(Stored dataset items)
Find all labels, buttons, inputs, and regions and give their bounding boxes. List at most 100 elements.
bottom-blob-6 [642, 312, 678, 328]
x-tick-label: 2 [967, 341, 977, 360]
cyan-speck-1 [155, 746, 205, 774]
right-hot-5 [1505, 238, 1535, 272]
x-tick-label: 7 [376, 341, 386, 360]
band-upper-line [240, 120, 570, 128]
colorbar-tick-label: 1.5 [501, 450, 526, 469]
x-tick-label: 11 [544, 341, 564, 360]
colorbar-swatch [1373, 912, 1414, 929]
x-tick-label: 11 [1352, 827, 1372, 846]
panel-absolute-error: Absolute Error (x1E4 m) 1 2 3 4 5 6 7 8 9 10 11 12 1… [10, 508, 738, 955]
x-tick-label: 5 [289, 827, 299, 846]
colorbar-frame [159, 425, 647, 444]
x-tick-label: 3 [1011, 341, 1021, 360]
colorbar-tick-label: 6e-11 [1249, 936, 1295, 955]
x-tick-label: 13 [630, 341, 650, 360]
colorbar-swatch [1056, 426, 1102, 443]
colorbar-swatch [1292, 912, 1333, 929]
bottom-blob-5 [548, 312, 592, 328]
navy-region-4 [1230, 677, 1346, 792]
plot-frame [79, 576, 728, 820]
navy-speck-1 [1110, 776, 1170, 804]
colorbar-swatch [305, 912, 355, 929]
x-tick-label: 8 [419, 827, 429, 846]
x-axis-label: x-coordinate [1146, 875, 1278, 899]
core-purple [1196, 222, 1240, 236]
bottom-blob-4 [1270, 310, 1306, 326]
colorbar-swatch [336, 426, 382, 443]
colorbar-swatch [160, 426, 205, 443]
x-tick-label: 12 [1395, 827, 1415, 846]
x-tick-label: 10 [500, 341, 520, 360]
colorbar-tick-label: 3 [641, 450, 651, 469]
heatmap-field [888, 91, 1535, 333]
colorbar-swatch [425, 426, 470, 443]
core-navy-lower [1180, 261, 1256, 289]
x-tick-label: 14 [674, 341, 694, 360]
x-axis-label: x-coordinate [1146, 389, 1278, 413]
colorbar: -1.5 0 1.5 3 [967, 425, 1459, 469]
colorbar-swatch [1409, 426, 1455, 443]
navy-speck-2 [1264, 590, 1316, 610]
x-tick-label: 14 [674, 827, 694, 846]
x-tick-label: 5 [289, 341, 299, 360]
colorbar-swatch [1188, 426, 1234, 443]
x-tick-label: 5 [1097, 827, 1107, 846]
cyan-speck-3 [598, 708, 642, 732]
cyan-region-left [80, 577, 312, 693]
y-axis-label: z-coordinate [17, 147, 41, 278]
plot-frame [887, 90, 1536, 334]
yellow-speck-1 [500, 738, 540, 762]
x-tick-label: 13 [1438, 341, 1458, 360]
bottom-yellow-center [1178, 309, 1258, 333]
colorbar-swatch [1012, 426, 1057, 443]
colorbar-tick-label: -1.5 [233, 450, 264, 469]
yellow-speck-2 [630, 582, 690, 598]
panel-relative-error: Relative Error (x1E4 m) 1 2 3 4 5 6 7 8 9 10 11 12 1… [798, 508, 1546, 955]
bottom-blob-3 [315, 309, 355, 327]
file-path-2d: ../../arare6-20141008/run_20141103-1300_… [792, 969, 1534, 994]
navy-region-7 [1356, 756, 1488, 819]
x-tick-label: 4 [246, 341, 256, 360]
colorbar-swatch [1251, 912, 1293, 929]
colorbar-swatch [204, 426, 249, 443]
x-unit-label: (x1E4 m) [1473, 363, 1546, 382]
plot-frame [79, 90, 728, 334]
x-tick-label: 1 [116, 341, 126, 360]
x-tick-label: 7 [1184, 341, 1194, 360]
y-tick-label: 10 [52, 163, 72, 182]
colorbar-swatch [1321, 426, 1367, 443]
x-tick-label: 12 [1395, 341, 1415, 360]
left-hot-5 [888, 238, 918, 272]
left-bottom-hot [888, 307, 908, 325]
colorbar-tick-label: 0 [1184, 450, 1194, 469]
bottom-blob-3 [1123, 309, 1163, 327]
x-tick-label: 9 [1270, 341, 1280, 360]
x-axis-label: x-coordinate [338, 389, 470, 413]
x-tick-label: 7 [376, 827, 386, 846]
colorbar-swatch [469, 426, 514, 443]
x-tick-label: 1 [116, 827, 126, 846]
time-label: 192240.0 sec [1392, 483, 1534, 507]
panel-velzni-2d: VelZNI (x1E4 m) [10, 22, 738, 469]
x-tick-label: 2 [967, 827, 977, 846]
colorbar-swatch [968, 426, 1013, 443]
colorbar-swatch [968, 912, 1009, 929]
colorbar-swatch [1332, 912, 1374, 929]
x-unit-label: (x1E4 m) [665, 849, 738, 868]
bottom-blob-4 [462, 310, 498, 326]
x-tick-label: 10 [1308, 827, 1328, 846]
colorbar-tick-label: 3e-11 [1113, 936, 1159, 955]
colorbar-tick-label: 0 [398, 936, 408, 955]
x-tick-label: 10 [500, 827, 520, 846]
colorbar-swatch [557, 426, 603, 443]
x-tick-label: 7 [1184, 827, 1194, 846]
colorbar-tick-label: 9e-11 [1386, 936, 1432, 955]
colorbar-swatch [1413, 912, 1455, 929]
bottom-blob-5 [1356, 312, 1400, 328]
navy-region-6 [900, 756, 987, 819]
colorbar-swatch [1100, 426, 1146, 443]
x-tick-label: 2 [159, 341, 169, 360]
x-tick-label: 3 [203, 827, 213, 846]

**Description of the task**
Write out all of the lines again, replacing every "colorbar-swatch" with "legend-swatch" and leaving everything else unchanged.

**Output of the task**
Find all labels, buttons, inputs, and regions and give their bounding boxes. List at most 100 elements.
bottom-blob-6 [642, 312, 678, 328]
x-tick-label: 2 [967, 341, 977, 360]
cyan-speck-1 [155, 746, 205, 774]
right-hot-5 [1505, 238, 1535, 272]
x-tick-label: 7 [376, 341, 386, 360]
band-upper-line [240, 120, 570, 128]
colorbar-tick-label: 1.5 [501, 450, 526, 469]
x-tick-label: 11 [544, 341, 564, 360]
legend-swatch [1373, 912, 1414, 929]
x-tick-label: 11 [1352, 827, 1372, 846]
panel-absolute-error: Absolute Error (x1E4 m) 1 2 3 4 5 6 7 8 9 10 11 12 1… [10, 508, 738, 955]
x-tick-label: 5 [289, 827, 299, 846]
colorbar-frame [159, 425, 647, 444]
x-tick-label: 3 [1011, 341, 1021, 360]
colorbar-tick-label: 6e-11 [1249, 936, 1295, 955]
x-tick-label: 13 [630, 341, 650, 360]
legend-swatch [1056, 426, 1102, 443]
legend-swatch [1292, 912, 1333, 929]
bottom-blob-5 [548, 312, 592, 328]
navy-region-4 [1230, 677, 1346, 792]
plot-frame [79, 576, 728, 820]
navy-speck-1 [1110, 776, 1170, 804]
legend-swatch [305, 912, 355, 929]
x-tick-label: 8 [419, 827, 429, 846]
x-axis-label: x-coordinate [1146, 875, 1278, 899]
core-purple [1196, 222, 1240, 236]
bottom-blob-4 [1270, 310, 1306, 326]
legend-swatch [336, 426, 382, 443]
legend-swatch [160, 426, 205, 443]
x-tick-label: 12 [1395, 827, 1415, 846]
x-tick-label: 10 [500, 341, 520, 360]
colorbar-tick-label: 3 [641, 450, 651, 469]
heatmap-field [888, 91, 1535, 333]
legend-swatch [425, 426, 470, 443]
core-navy-lower [1180, 261, 1256, 289]
x-tick-label: 14 [674, 341, 694, 360]
x-axis-label: x-coordinate [1146, 389, 1278, 413]
colorbar: -1.5 0 1.5 3 [967, 425, 1459, 469]
legend-swatch [1409, 426, 1455, 443]
navy-speck-2 [1264, 590, 1316, 610]
x-tick-label: 14 [674, 827, 694, 846]
x-tick-label: 5 [289, 341, 299, 360]
legend-swatch [1188, 426, 1234, 443]
x-tick-label: 5 [1097, 827, 1107, 846]
cyan-speck-3 [598, 708, 642, 732]
cyan-region-left [80, 577, 312, 693]
y-axis-label: z-coordinate [17, 147, 41, 278]
plot-frame [887, 90, 1536, 334]
yellow-speck-1 [500, 738, 540, 762]
x-tick-label: 13 [1438, 341, 1458, 360]
bottom-yellow-center [1178, 309, 1258, 333]
legend-swatch [1012, 426, 1057, 443]
colorbar-tick-label: -1.5 [233, 450, 264, 469]
yellow-speck-2 [630, 582, 690, 598]
panel-relative-error: Relative Error (x1E4 m) 1 2 3 4 5 6 7 8 9 10 11 12 1… [798, 508, 1546, 955]
bottom-blob-3 [315, 309, 355, 327]
file-path-2d: ../../arare6-20141008/run_20141103-1300_… [792, 969, 1534, 994]
navy-region-7 [1356, 756, 1488, 819]
x-tick-label: 4 [246, 341, 256, 360]
legend-swatch [1251, 912, 1293, 929]
legend-swatch [204, 426, 249, 443]
x-unit-label: (x1E4 m) [1473, 363, 1546, 382]
plot-frame [79, 90, 728, 334]
x-tick-label: 1 [116, 341, 126, 360]
x-tick-label: 7 [1184, 341, 1194, 360]
y-tick-label: 10 [52, 163, 72, 182]
legend-swatch [1321, 426, 1367, 443]
x-tick-label: 12 [1395, 341, 1415, 360]
left-hot-5 [888, 238, 918, 272]
left-bottom-hot [888, 307, 908, 325]
colorbar-tick-label: 0 [1184, 450, 1194, 469]
bottom-blob-3 [1123, 309, 1163, 327]
x-tick-label: 9 [1270, 341, 1280, 360]
x-axis-label: x-coordinate [338, 389, 470, 413]
x-tick-label: 7 [376, 827, 386, 846]
legend-swatch [469, 426, 514, 443]
x-tick-label: 1 [116, 827, 126, 846]
time-label: 192240.0 sec [1392, 483, 1534, 507]
panel-velzni-2d: VelZNI (x1E4 m) [10, 22, 738, 469]
x-tick-label: 2 [967, 827, 977, 846]
legend-swatch [968, 426, 1013, 443]
legend-swatch [968, 912, 1009, 929]
legend-swatch [1332, 912, 1374, 929]
x-unit-label: (x1E4 m) [665, 849, 738, 868]
bottom-blob-4 [462, 310, 498, 326]
x-tick-label: 10 [1308, 827, 1328, 846]
colorbar-tick-label: 3e-11 [1113, 936, 1159, 955]
colorbar-tick-label: 0 [398, 936, 408, 955]
x-tick-label: 10 [500, 827, 520, 846]
legend-swatch [557, 426, 603, 443]
x-tick-label: 7 [1184, 827, 1194, 846]
colorbar-tick-label: 9e-11 [1386, 936, 1432, 955]
legend-swatch [1413, 912, 1455, 929]
bottom-blob-5 [1356, 312, 1400, 328]
navy-region-6 [900, 756, 987, 819]
legend-swatch [1100, 426, 1146, 443]
x-tick-label: 2 [159, 341, 169, 360]
x-tick-label: 3 [203, 827, 213, 846]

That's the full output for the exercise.